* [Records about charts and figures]

>> BEGIN

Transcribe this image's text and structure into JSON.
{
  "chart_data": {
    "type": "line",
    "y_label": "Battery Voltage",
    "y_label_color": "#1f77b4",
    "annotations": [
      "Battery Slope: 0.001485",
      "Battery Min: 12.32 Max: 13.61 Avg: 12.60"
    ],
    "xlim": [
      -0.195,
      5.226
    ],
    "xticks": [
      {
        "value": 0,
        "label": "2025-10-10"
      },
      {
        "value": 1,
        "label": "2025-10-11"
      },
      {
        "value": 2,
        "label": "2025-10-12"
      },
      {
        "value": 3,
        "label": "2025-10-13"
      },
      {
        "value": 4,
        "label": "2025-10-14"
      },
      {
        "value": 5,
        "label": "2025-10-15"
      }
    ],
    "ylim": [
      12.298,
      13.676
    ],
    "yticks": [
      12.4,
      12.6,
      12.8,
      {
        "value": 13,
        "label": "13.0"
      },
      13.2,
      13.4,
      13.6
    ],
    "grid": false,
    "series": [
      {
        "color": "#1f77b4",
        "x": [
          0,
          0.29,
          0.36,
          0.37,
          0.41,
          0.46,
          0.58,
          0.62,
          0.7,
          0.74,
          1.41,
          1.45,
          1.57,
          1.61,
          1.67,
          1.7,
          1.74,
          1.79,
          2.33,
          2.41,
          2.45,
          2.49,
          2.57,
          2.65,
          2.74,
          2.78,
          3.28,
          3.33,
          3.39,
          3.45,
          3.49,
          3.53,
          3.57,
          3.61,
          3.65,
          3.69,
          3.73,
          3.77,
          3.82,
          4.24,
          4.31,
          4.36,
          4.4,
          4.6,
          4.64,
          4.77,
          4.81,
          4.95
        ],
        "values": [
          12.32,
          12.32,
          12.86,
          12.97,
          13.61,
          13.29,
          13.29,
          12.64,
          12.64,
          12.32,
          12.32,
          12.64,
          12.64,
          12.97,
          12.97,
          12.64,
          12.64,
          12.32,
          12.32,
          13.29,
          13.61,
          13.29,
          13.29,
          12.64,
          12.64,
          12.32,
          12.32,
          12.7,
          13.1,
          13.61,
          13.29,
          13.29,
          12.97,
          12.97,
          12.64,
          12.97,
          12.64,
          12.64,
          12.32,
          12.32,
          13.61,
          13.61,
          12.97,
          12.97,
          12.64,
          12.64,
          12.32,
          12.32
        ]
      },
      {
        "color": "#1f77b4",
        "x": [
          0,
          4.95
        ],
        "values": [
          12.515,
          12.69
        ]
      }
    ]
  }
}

>> END

* [THE PROBLEM]
All of the entries must be quoted exactly; please include each one.

* [SOLVED EXERCISE]
Transcribe this image's text and structure into JSON.
{
  "chart_data": {
    "type": "line",
    "y_label": "Battery Voltage",
    "y_label_color": "#1f77b4",
    "annotations": [
      "Battery Slope: 0.001485",
      "Battery Min: 12.32 Max: 13.61 Avg: 12.60"
    ],
    "xlim": [
      -0.195,
      5.226
    ],
    "xticks": [
      {
        "value": 0,
        "label": "2025-10-10"
      },
      {
        "value": 1,
        "label": "2025-10-11"
      },
      {
        "value": 2,
        "label": "2025-10-12"
      },
      {
        "value": 3,
        "label": "2025-10-13"
      },
      {
        "value": 4,
        "label": "2025-10-14"
      },
      {
        "value": 5,
        "label": "2025-10-15"
      }
    ],
    "ylim": [
      12.298,
      13.676
    ],
    "yticks": [
      12.4,
      12.6,
      12.8,
      {
        "value": 13,
        "label": "13.0"
      },
      13.2,
      13.4,
      13.6
    ],
    "grid": false,
    "series": [
      {
        "color": "#1f77b4",
        "x": [
          0,
          0.29,
          0.36,
          0.37,
          0.41,
          0.46,
          0.58,
          0.62,
          0.7,
          0.74,
          1.41,
          1.45,
          1.57,
          1.61,
          1.67,
          1.7,
          1.74,
          1.79,
          2.33,
          2.41,
          2.45,
          2.49,
          2.57,
          2.65,
          2.74,
          2.78,
          3.28,
          3.33,
          3.39,
          3.45,
          3.49,
          3.53,
          3.57,
          3.61,
          3.65,
          3.69,
          3.73,
          3.77,
          3.82,
          4.24,
          4.31,
          4.36,
          4.4,
          4.6,
          4.64,
          4.77,
          4.81,
          4.95
        ],
        "values": [
          12.32,
          12.32,
          12.86,
          12.97,
          13.61,
          13.29,
          13.29,
          12.64,
          12.64,
          12.32,
          12.32,
          12.64,
          12.64,
          12.97,
          12.97,
          12.64,
          12.64,
          12.32,
          12.32,
          13.29,
          13.61,
          13.29,
          13.29,
          12.64,
          12.64,
          12.32,
          12.32,
          12.7,
          13.1,
          13.61,
          13.29,
          13.29,
          12.97,
          12.97,
          12.64,
          12.97,
          12.64,
          12.64,
          12.32,
          12.32,
          13.61,
          13.61,
          12.97,
          12.97,
          12.64,
          12.64,
          12.32,
          12.32
        ]
      },
      {
        "color": "#1f77b4",
        "x": [
          0,
          4.95
        ],
        "values": [
          12.515,
          12.69
        ]
      }
    ]
  }
}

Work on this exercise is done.